INSTRUCTIONS FOR THE TASK:
Count the lines below that contain "screenshot". Give only the number.

----------------------------------------

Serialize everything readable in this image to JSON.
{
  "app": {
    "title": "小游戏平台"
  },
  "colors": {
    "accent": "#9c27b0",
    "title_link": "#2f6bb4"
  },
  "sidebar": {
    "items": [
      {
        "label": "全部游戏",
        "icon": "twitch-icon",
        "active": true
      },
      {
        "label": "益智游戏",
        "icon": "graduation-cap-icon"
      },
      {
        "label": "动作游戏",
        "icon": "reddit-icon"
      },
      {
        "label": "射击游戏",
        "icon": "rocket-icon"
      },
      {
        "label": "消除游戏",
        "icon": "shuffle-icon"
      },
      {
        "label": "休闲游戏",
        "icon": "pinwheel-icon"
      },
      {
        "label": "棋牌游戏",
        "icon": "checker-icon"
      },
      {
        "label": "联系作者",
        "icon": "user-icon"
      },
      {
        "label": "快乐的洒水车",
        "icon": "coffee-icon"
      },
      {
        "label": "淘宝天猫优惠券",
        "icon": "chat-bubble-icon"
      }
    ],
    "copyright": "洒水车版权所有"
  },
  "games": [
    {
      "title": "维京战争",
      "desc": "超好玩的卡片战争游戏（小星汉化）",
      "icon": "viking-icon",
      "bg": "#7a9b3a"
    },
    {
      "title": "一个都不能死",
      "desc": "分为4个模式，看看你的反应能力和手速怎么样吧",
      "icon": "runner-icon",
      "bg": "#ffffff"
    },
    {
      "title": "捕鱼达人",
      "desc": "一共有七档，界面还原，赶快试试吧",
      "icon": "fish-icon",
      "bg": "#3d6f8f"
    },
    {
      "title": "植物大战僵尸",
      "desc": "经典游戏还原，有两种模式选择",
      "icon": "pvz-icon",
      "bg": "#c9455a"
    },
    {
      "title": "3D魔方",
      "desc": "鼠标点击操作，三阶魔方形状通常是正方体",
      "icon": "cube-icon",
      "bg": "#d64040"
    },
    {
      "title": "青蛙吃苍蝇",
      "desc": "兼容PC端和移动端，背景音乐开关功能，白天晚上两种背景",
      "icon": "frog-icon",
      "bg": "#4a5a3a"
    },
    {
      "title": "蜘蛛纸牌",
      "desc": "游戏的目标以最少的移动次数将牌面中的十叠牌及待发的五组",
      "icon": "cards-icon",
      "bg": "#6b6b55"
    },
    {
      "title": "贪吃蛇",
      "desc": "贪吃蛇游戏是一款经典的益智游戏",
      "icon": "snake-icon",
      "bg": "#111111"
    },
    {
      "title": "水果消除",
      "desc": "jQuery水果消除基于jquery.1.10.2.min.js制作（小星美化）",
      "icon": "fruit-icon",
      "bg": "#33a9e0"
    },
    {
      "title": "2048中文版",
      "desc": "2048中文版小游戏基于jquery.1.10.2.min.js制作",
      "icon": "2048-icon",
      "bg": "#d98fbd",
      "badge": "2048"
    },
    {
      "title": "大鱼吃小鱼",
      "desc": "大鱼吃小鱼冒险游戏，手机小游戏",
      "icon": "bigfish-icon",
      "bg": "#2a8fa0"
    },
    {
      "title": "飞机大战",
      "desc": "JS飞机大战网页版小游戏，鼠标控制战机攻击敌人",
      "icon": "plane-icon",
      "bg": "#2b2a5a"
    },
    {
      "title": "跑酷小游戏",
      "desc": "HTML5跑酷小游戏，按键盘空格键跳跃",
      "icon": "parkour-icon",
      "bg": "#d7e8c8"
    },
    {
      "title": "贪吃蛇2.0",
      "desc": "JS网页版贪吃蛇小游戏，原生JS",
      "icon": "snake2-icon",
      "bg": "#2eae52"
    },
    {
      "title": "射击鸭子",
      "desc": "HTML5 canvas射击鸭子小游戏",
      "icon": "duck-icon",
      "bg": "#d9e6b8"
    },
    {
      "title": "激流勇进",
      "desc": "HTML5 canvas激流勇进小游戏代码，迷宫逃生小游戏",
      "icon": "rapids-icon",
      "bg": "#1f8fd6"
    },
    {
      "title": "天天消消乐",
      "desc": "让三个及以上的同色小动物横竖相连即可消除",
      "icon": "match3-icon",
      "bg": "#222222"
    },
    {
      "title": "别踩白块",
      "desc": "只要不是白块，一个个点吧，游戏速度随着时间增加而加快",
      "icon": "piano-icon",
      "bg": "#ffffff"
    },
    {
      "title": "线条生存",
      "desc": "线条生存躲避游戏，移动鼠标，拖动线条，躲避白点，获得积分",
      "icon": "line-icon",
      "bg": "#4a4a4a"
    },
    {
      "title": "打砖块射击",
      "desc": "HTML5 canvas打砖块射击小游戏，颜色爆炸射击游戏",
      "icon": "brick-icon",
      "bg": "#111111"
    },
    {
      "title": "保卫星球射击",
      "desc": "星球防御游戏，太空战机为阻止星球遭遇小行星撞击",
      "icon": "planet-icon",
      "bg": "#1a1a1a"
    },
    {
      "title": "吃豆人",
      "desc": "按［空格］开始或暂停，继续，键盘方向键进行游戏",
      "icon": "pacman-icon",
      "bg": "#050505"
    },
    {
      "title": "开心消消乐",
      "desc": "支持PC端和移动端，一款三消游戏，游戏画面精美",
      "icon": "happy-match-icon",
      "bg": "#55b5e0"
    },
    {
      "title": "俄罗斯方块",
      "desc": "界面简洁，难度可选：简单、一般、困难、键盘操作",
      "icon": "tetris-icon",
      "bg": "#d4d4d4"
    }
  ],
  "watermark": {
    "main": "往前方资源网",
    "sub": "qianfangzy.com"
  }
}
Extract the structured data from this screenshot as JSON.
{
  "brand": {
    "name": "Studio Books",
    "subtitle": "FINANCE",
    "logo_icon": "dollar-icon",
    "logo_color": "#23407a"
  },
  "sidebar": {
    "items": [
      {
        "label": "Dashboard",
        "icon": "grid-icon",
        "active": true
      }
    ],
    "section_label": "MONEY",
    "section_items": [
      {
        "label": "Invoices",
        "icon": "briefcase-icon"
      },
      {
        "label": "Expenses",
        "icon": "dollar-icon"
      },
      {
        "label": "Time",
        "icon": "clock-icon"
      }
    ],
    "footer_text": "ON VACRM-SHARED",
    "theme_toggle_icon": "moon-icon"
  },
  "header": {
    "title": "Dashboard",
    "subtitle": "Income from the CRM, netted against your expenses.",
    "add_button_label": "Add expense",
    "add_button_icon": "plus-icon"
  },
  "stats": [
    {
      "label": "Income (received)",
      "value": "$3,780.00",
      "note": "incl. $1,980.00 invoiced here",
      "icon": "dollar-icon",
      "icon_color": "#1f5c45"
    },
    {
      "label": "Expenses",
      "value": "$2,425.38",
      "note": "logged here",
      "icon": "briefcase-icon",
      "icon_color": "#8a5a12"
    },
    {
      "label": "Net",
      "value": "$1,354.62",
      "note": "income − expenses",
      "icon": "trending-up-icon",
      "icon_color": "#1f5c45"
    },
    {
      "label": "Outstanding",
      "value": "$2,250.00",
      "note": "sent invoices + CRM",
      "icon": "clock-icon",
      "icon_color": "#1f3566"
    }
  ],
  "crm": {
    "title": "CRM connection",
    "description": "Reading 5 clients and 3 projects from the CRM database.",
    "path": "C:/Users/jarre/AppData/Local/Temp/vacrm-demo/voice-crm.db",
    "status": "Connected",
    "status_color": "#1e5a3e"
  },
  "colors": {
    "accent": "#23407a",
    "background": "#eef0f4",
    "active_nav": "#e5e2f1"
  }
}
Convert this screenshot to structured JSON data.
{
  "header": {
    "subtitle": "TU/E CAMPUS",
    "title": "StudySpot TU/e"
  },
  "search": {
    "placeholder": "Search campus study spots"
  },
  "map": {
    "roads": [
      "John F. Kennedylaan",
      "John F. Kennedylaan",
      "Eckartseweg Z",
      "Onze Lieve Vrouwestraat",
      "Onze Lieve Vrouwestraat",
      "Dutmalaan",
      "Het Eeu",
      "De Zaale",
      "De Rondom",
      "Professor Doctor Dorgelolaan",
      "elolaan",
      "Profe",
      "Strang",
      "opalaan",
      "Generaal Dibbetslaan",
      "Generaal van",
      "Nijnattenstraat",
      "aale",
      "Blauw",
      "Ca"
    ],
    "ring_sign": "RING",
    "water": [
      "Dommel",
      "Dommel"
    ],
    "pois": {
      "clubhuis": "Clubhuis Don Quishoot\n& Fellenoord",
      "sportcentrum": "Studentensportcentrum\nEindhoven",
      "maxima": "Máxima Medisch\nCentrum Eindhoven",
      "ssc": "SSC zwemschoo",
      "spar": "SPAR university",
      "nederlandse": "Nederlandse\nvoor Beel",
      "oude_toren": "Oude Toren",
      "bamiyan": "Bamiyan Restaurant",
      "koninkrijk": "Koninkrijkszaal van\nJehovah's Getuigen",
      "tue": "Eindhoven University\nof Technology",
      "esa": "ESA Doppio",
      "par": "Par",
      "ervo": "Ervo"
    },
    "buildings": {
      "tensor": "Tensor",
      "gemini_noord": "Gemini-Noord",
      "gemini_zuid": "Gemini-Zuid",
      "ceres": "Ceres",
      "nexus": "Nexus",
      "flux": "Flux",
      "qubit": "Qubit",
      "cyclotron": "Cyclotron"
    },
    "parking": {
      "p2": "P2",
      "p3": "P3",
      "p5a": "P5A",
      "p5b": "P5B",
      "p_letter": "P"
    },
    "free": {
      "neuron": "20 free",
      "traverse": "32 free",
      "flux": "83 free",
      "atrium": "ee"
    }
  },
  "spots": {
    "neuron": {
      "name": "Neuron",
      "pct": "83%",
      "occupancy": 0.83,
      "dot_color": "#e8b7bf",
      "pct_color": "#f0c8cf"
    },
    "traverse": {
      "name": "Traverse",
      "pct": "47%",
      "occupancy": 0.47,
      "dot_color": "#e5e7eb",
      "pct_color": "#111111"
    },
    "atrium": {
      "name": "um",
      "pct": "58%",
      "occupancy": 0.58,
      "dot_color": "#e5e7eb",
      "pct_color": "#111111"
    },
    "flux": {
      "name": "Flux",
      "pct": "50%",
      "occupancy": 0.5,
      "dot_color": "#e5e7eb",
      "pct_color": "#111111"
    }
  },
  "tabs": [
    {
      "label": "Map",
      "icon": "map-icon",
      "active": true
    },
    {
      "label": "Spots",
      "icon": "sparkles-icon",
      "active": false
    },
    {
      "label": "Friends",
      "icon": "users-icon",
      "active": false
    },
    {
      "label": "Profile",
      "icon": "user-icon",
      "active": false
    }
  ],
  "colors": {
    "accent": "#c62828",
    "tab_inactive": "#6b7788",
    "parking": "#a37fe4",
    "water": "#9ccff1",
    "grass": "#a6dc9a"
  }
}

----------------------------------------

EXERCISE RESULT:
2